=== Task description ===
Write out the data below exactly as given, without any of its pictures.

◇ ◇ ◇ ◇ ◇

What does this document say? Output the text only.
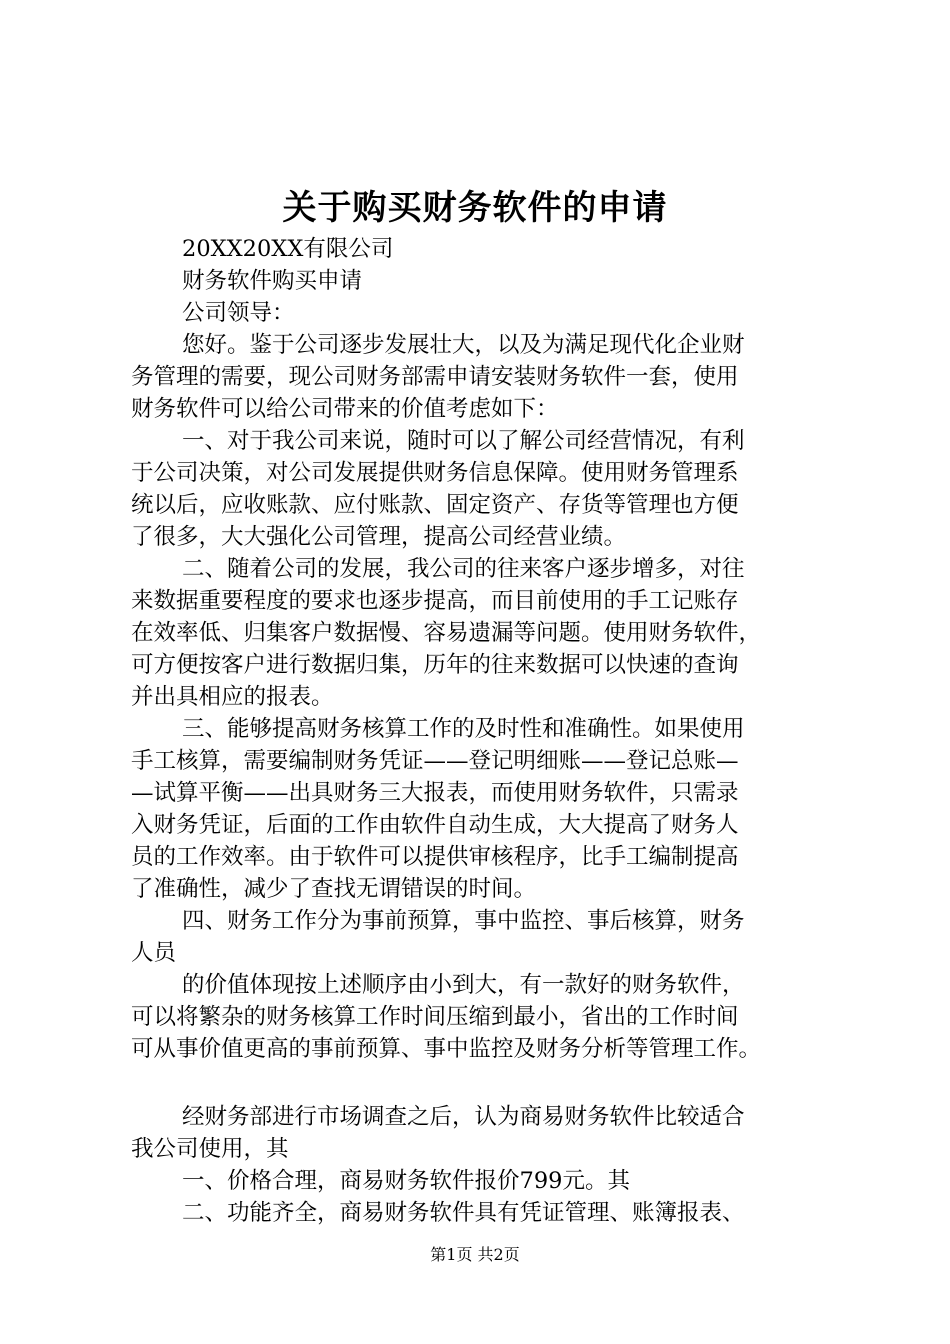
关于购买财务软件的申请
20XX20XX有限公司
财务软件购买申请
公司领导：
您好。鉴于公司逐步发展壮大，以及为满足现代化企业财
务管理的需要，现公司财务部需申请安装财务软件一套，使用
财务软件可以给公司带来的价值考虑如下：
一、对于我公司来说，随时可以了解公司经营情况，有利
于公司决策，对公司发展提供财务信息保障。使用财务管理系
统以后，应收账款、应付账款、固定资产、存货等管理也方便
了很多，大大强化公司管理，提高公司经营业绩。
二、随着公司的发展，我公司的往来客户逐步增多，对往
来数据重要程度的要求也逐步提高，而目前使用的手工记账存
在效率低、归集客户数据慢、容易遗漏等问题。使用财务软件，
可方便按客户进行数据归集，历年的往来数据可以快速的查询
并出具相应的报表。
三、能够提高财务核算工作的及时性和准确性。如果使用
手工核算，需要编制财务凭证——登记明细账——登记总账—
—试算平衡——出具财务三大报表，而使用财务软件，只需录
入财务凭证，后面的工作由软件自动生成，大大提高了财务人
员的工作效率。由于软件可以提供审核程序，比手工编制提高
了准确性，减少了查找无谓错误的时间。
四、财务工作分为事前预算，事中监控、事后核算，财务
人员
的价值体现按上述顺序由小到大，有一款好的财务软件，
可以将繁杂的财务核算工作时间压缩到最小，省出的工作时间
可从事价值更高的事前预算、事中监控及财务分析等管理工作。
经财务部进行市场调查之后，认为商易财务软件比较适合
我公司使用，其
一、价格合理，商易财务软件报价799元。其
二、功能齐全，商易财务软件具有凭证管理、账簿报表、
第1页 共2页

◇ ◇ ◇ ◇ ◇

=== Output for this task ===
What does this document say? Output the text only.
关于购买财务软件的申请
20XX20XX有限公司
财务软件购买申请
公司领导：
您好。鉴于公司逐步发展壮大，以及为满足现代化企业财
务管理的需要，现公司财务部需申请安装财务软件一套，使用
财务软件可以给公司带来的价值考虑如下：
一、对于我公司来说，随时可以了解公司经营情况，有利
于公司决策，对公司发展提供财务信息保障。使用财务管理系
统以后，应收账款、应付账款、固定资产、存货等管理也方便
了很多，大大强化公司管理，提高公司经营业绩。
二、随着公司的发展，我公司的往来客户逐步增多，对往
来数据重要程度的要求也逐步提高，而目前使用的手工记账存
在效率低、归集客户数据慢、容易遗漏等问题。使用财务软件，
可方便按客户进行数据归集，历年的往来数据可以快速的查询
并出具相应的报表。
三、能够提高财务核算工作的及时性和准确性。如果使用
手工核算，需要编制财务凭证——登记明细账——登记总账—
—试算平衡——出具财务三大报表，而使用财务软件，只需录
入财务凭证，后面的工作由软件自动生成，大大提高了财务人
员的工作效率。由于软件可以提供审核程序，比手工编制提高
了准确性，减少了查找无谓错误的时间。
四、财务工作分为事前预算，事中监控、事后核算，财务
人员
的价值体现按上述顺序由小到大，有一款好的财务软件，
可以将繁杂的财务核算工作时间压缩到最小，省出的工作时间
可从事价值更高的事前预算、事中监控及财务分析等管理工作。
经财务部进行市场调查之后，认为商易财务软件比较适合
我公司使用，其
一、价格合理，商易财务软件报价799元。其
二、功能齐全，商易财务软件具有凭证管理、账簿报表、
第1页 共2页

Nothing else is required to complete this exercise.